(Annotated element entries)

+++++

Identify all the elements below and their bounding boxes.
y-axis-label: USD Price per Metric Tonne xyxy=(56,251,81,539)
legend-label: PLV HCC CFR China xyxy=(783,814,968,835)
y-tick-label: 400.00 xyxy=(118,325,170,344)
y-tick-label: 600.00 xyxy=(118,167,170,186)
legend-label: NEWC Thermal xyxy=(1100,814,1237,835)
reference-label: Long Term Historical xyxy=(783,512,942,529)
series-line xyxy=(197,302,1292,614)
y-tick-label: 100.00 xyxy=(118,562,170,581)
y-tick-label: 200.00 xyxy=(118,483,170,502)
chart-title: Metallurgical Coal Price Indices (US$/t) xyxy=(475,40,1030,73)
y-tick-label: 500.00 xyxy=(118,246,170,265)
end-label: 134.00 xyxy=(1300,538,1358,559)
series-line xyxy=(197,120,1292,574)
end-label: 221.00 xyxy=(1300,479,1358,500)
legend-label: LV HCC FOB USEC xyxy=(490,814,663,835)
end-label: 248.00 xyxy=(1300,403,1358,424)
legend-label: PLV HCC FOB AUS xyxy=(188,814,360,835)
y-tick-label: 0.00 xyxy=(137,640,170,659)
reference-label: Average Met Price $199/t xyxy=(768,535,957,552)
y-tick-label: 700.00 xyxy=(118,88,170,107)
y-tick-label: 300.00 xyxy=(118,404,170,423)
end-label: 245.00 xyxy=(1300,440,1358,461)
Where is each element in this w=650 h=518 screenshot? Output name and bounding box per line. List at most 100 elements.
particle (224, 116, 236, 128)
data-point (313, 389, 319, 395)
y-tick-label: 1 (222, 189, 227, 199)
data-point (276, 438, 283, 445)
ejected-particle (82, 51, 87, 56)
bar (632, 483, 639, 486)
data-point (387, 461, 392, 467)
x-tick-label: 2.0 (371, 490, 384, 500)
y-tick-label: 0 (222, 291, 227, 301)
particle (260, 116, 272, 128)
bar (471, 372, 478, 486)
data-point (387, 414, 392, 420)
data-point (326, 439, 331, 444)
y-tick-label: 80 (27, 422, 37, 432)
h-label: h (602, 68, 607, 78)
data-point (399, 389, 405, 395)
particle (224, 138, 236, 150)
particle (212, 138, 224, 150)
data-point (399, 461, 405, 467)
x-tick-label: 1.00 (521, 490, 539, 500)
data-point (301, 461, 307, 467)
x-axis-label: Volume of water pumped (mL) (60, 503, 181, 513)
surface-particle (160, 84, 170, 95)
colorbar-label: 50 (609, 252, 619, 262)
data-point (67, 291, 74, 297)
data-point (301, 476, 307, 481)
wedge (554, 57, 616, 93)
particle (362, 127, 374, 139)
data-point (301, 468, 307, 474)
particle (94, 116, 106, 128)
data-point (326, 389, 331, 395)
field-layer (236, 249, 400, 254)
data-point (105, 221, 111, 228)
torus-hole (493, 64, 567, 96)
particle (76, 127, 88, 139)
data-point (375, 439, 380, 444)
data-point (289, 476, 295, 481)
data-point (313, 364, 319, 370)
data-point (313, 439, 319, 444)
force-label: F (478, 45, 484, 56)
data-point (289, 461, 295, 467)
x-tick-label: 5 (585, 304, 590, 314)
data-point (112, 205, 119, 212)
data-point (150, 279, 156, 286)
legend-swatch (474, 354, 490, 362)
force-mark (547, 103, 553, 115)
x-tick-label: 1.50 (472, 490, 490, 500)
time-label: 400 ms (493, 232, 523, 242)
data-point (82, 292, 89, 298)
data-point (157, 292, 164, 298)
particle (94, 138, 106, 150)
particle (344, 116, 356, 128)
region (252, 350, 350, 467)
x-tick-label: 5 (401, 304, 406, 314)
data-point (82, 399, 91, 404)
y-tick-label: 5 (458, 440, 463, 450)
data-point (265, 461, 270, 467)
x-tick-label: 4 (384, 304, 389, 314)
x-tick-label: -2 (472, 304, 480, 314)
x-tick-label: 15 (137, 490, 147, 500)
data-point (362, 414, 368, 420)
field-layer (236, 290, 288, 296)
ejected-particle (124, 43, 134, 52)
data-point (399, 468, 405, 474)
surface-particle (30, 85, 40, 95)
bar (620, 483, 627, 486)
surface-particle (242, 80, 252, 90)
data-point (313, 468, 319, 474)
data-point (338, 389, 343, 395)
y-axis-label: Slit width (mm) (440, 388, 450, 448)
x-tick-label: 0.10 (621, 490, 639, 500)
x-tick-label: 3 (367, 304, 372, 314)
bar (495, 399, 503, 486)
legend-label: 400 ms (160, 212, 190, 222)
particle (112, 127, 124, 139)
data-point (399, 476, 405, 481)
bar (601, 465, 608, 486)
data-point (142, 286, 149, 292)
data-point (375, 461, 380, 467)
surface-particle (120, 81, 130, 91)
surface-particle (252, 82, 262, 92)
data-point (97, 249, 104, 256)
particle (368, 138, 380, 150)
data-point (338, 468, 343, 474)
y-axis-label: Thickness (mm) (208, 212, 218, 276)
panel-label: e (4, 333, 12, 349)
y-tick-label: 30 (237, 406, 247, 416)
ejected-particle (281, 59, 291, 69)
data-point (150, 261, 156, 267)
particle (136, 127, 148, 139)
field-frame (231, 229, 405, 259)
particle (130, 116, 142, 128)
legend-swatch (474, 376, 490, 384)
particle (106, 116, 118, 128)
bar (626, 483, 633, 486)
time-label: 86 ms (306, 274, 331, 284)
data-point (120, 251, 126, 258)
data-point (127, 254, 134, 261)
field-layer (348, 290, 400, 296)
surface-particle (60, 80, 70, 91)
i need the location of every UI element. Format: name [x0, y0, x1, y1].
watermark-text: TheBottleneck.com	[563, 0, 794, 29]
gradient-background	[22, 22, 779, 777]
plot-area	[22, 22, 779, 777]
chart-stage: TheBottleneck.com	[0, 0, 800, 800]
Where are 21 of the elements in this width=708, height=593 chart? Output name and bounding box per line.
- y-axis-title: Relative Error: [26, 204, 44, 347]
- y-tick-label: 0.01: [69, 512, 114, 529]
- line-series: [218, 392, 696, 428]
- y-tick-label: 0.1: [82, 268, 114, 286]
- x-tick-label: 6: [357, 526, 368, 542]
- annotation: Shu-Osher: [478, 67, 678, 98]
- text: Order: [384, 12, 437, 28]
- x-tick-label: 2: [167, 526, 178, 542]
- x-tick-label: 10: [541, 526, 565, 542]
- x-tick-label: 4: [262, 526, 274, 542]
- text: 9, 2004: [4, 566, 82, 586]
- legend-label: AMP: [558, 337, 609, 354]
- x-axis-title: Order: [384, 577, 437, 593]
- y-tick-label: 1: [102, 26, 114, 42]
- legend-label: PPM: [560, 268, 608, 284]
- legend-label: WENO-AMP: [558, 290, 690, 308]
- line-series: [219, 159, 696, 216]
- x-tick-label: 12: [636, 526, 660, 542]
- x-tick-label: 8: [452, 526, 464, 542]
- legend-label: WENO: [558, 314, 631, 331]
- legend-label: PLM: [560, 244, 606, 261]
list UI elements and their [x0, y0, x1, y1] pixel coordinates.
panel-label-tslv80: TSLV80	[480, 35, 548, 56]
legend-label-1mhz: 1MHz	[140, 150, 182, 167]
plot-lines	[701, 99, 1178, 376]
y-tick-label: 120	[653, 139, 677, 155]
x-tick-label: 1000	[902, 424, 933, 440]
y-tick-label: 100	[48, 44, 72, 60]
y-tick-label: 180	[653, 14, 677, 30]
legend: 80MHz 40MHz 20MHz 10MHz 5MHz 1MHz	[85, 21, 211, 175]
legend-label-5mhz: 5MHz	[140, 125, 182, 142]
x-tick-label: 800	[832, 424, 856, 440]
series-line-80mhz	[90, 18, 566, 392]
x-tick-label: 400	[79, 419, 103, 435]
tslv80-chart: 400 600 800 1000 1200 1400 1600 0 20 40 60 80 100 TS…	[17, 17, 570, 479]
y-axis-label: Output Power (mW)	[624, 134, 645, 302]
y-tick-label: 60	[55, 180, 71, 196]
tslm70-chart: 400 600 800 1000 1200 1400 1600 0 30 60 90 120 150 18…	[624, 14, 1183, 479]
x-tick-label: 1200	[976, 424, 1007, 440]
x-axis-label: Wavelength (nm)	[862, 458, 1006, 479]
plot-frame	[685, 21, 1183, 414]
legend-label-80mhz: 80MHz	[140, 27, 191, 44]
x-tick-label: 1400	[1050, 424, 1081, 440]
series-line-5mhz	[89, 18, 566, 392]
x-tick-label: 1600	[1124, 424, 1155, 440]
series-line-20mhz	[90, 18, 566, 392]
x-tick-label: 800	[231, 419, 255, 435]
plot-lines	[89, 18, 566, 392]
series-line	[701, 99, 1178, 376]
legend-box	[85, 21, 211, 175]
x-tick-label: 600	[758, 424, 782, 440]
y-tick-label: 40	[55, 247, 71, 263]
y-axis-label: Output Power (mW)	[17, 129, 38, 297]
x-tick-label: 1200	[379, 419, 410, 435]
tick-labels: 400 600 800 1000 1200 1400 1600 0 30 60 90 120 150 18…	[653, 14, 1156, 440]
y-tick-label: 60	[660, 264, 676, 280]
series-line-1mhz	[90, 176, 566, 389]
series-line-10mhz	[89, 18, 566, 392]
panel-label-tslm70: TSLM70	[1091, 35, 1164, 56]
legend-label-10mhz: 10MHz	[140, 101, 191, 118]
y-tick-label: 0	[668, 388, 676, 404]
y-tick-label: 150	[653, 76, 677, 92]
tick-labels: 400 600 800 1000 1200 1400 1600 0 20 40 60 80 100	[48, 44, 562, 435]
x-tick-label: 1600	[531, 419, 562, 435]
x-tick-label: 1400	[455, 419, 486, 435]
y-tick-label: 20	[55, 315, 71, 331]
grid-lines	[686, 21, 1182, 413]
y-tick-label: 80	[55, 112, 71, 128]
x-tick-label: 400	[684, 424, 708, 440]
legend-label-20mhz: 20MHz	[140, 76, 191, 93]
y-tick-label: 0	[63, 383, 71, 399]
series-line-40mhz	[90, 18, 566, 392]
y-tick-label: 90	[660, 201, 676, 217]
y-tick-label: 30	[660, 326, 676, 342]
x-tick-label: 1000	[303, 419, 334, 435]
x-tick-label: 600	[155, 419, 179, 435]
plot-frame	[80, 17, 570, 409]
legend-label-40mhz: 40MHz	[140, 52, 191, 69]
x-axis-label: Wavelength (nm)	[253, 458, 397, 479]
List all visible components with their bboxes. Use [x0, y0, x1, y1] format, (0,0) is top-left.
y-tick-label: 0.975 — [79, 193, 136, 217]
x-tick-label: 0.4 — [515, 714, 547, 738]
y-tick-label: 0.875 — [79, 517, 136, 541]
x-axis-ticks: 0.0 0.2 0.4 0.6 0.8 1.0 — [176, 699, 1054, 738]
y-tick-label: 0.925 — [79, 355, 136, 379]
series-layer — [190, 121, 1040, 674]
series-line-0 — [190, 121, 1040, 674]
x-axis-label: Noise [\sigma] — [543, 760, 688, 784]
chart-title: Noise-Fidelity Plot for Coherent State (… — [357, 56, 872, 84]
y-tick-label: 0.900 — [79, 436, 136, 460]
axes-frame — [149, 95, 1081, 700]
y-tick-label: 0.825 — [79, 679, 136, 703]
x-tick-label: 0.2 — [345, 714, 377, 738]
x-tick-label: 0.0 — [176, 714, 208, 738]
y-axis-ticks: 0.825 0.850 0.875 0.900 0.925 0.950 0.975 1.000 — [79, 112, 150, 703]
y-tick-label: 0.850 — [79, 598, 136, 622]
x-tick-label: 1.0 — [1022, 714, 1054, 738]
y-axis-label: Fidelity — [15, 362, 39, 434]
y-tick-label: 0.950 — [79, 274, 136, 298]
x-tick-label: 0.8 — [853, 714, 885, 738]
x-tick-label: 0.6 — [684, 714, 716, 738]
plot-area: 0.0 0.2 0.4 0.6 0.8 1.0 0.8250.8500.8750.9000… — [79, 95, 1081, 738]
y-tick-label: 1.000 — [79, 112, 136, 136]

+++++

**Set exercise**: Rewrite the material from its first line through the line with "y-tick-label: 500.00 xyxy=(118,246,170,265)", replacing "legend-label" with "legend-entry" and leaving everything else as it is.

**Complete answer**:
Identify all the elements below and their bounding boxes.
y-axis-label: USD Price per Metric Tonne xyxy=(56,251,81,539)
legend-entry: PLV HCC CFR China xyxy=(783,814,968,835)
y-tick-label: 400.00 xyxy=(118,325,170,344)
y-tick-label: 600.00 xyxy=(118,167,170,186)
legend-entry: NEWC Thermal xyxy=(1100,814,1237,835)
reference-label: Long Term Historical xyxy=(783,512,942,529)
series-line xyxy=(197,302,1292,614)
y-tick-label: 100.00 xyxy=(118,562,170,581)
y-tick-label: 200.00 xyxy=(118,483,170,502)
chart-title: Metallurgical Coal Price Indices (US$/t) xyxy=(475,40,1030,73)
y-tick-label: 500.00 xyxy=(118,246,170,265)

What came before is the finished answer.